> ENTRIES
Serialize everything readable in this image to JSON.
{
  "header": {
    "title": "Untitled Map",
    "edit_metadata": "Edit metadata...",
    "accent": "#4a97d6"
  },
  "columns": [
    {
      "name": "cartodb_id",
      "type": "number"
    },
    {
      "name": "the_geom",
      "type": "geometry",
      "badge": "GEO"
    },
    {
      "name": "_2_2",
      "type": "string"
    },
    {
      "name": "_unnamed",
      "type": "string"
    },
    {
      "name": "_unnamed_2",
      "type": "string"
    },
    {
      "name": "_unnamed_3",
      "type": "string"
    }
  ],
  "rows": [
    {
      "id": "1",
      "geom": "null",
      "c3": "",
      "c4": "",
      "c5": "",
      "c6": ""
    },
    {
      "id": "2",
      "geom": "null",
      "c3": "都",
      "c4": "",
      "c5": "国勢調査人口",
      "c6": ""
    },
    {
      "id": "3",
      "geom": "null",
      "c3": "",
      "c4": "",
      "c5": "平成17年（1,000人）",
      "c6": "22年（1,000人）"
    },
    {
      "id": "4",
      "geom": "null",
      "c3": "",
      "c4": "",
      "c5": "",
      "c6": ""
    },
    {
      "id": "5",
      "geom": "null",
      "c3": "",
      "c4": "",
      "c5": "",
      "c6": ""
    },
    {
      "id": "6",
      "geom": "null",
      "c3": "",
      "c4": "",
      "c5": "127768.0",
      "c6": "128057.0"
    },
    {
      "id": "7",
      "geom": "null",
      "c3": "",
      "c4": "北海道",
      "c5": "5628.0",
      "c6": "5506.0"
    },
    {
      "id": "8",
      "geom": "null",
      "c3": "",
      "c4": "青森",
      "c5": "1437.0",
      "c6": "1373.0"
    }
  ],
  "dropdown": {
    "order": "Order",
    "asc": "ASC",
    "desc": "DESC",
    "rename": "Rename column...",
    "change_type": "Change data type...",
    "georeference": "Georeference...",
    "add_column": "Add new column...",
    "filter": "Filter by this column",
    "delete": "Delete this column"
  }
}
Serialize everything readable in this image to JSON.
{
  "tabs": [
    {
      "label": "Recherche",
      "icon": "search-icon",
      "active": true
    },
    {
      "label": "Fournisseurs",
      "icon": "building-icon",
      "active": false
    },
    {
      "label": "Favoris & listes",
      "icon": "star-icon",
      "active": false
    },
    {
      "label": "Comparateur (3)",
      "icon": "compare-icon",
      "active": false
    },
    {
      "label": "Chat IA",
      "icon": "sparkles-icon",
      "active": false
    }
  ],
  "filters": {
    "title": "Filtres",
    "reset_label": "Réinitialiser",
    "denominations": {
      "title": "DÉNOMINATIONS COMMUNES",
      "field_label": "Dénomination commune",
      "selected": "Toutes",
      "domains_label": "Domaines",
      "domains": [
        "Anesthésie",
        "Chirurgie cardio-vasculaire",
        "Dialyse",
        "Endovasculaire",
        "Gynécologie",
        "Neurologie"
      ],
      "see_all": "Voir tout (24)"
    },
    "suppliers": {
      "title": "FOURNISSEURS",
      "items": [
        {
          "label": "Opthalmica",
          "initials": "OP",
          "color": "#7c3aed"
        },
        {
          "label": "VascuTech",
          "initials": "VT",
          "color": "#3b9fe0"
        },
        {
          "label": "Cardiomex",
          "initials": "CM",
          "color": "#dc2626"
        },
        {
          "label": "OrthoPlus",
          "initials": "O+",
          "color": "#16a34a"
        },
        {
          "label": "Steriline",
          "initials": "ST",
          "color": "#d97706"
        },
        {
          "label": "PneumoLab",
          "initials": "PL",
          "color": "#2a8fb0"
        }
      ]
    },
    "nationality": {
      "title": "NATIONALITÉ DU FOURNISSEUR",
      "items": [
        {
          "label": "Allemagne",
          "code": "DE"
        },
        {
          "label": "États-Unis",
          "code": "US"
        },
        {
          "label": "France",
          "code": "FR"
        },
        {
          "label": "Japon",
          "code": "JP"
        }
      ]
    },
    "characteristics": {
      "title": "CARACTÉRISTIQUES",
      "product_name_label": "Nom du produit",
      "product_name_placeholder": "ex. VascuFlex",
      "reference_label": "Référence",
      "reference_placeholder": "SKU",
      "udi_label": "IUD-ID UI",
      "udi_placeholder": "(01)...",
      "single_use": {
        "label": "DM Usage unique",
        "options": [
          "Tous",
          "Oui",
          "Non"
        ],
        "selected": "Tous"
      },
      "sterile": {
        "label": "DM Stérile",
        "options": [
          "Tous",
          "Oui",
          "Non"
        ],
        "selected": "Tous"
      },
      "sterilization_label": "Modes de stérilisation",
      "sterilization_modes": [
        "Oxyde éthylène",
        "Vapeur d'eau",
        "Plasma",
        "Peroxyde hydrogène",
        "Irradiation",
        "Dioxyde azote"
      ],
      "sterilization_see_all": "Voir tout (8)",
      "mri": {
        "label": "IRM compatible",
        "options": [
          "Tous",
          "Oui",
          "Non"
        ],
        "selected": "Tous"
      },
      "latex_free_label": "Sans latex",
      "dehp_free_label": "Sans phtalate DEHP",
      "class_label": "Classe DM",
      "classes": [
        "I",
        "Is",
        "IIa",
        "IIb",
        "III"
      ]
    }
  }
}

> WRITTEN EXERCISE
Using the records given above, list every line that includes the word "this".

> RESULT OF THE TASK
Serialize everything readable in this image to JSON.
    "filter": "Filter by this column",
    "delete": "Delete this column"
Serialize everything readable in this image to JSON.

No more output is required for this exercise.